■ **WHAT IS BEING ASKED**
Reproduce every entry in the listing without alteration.

■ **EXERCISE INPUT**

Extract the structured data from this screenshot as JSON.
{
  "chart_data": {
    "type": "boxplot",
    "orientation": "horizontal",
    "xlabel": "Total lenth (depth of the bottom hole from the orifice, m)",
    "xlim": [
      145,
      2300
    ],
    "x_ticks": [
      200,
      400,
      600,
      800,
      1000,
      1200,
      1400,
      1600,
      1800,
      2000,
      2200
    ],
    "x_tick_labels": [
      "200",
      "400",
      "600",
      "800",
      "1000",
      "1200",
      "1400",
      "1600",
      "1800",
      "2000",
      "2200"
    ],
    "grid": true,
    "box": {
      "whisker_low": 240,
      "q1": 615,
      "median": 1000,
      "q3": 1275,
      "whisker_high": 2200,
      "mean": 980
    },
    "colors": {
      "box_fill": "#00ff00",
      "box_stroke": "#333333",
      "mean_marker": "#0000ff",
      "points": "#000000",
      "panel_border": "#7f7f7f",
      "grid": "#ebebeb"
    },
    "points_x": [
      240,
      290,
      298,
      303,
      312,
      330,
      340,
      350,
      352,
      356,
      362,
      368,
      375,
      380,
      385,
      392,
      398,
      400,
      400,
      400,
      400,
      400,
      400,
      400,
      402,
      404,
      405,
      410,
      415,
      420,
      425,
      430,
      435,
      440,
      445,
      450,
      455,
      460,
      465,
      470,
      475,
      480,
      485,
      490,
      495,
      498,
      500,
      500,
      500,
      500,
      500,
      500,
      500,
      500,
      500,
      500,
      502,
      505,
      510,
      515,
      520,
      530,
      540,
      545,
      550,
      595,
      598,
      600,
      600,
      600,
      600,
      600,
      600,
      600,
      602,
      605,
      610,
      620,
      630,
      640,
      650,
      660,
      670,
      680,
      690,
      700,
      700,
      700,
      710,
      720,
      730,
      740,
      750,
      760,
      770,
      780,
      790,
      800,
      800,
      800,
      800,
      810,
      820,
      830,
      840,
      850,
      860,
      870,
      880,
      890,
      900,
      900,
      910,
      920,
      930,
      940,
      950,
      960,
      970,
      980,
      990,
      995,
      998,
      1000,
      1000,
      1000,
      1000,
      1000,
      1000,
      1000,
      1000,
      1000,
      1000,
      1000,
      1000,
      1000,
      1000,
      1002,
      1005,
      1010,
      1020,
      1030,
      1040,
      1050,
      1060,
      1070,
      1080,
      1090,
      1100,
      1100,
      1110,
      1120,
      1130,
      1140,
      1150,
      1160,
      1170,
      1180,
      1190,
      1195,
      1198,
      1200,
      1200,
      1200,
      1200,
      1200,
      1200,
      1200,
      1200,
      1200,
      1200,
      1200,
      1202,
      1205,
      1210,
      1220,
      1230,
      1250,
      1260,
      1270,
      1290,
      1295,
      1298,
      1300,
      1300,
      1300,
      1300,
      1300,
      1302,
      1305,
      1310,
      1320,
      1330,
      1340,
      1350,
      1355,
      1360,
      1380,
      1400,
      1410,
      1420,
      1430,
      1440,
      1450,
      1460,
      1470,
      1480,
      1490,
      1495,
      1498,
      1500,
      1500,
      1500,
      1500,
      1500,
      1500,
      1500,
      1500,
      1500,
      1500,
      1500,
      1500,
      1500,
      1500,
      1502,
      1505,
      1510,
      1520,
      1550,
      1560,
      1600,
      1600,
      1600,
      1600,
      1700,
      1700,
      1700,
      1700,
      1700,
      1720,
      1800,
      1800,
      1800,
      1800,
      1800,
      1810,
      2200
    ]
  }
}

■ **COMPLETED TASK**
Extract the structured data from this screenshot as JSON.
{
  "chart_data": {
    "type": "boxplot",
    "orientation": "horizontal",
    "xlabel": "Total lenth (depth of the bottom hole from the orifice, m)",
    "xlim": [
      145,
      2300
    ],
    "x_ticks": [
      200,
      400,
      600,
      800,
      1000,
      1200,
      1400,
      1600,
      1800,
      2000,
      2200
    ],
    "x_tick_labels": [
      "200",
      "400",
      "600",
      "800",
      "1000",
      "1200",
      "1400",
      "1600",
      "1800",
      "2000",
      "2200"
    ],
    "grid": true,
    "box": {
      "whisker_low": 240,
      "q1": 615,
      "median": 1000,
      "q3": 1275,
      "whisker_high": 2200,
      "mean": 980
    },
    "colors": {
      "box_fill": "#00ff00",
      "box_stroke": "#333333",
      "mean_marker": "#0000ff",
      "points": "#000000",
      "panel_border": "#7f7f7f",
      "grid": "#ebebeb"
    },
    "points_x": [
      240,
      290,
      298,
      303,
      312,
      330,
      340,
      350,
      352,
      356,
      362,
      368,
      375,
      380,
      385,
      392,
      398,
      400,
      400,
      400,
      400,
      400,
      400,
      400,
      402,
      404,
      405,
      410,
      415,
      420,
      425,
      430,
      435,
      440,
      445,
      450,
      455,
      460,
      465,
      470,
      475,
      480,
      485,
      490,
      495,
      498,
      500,
      500,
      500,
      500,
      500,
      500,
      500,
      500,
      500,
      500,
      502,
      505,
      510,
      515,
      520,
      530,
      540,
      545,
      550,
      595,
      598,
      600,
      600,
      600,
      600,
      600,
      600,
      600,
      602,
      605,
      610,
      620,
      630,
      640,
      650,
      660,
      670,
      680,
      690,
      700,
      700,
      700,
      710,
      720,
      730,
      740,
      750,
      760,
      770,
      780,
      790,
      800,
      800,
      800,
      800,
      810,
      820,
      830,
      840,
      850,
      860,
      870,
      880,
      890,
      900,
      900,
      910,
      920,
      930,
      940,
      950,
      960,
      970,
      980,
      990,
      995,
      998,
      1000,
      1000,
      1000,
      1000,
      1000,
      1000,
      1000,
      1000,
      1000,
      1000,
      1000,
      1000,
      1000,
      1000,
      1002,
      1005,
      1010,
      1020,
      1030,
      1040,
      1050,
      1060,
      1070,
      1080,
      1090,
      1100,
      1100,
      1110,
      1120,
      1130,
      1140,
      1150,
      1160,
      1170,
      1180,
      1190,
      1195,
      1198,
      1200,
      1200,
      1200,
      1200,
      1200,
      1200,
      1200,
      1200,
      1200,
      1200,
      1200,
      1202,
      1205,
      1210,
      1220,
      1230,
      1250,
      1260,
      1270,
      1290,
      1295,
      1298,
      1300,
      1300,
      1300,
      1300,
      1300,
      1302,
      1305,
      1310,
      1320,
      1330,
      1340,
      1350,
      1355,
      1360,
      1380,
      1400,
      1410,
      1420,
      1430,
      1440,
      1450,
      1460,
      1470,
      1480,
      1490,
      1495,
      1498,
      1500,
      1500,
      1500,
      1500,
      1500,
      1500,
      1500,
      1500,
      1500,
      1500,
      1500,
      1500,
      1500,
      1500,
      1502,
      1505,
      1510,
      1520,
      1550,
      1560,
      1600,
      1600,
      1600,
      1600,
      1700,
      1700,
      1700,
      1700,
      1700,
      1720,
      1800,
      1800,
      1800,
      1800,
      1800,
      1810,
      2200
    ]
  }
}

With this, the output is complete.